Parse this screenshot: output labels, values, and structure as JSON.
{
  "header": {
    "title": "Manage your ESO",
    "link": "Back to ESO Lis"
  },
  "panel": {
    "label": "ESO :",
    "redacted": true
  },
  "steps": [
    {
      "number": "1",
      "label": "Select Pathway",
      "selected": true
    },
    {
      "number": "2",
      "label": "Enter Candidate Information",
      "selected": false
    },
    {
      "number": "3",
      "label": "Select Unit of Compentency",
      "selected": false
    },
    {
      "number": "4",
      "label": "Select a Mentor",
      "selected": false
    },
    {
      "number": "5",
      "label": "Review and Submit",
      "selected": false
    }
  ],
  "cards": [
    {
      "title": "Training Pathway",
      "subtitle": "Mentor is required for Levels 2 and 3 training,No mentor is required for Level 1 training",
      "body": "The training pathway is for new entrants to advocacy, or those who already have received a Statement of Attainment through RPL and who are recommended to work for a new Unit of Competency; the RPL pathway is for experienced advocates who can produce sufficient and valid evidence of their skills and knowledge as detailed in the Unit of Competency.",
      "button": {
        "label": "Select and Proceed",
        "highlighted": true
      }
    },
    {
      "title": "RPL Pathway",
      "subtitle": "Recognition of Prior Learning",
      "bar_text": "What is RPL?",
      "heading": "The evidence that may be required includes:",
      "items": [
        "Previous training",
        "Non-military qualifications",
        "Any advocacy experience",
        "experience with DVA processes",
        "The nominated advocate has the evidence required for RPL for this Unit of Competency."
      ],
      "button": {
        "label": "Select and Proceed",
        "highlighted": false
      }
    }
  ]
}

_ _ _ _ _ _ _

Work instructions
Find the word "highlighted" in the data and copy out each line where it turns up.

Output for this exercise
        "highlighted": true
        "highlighted": false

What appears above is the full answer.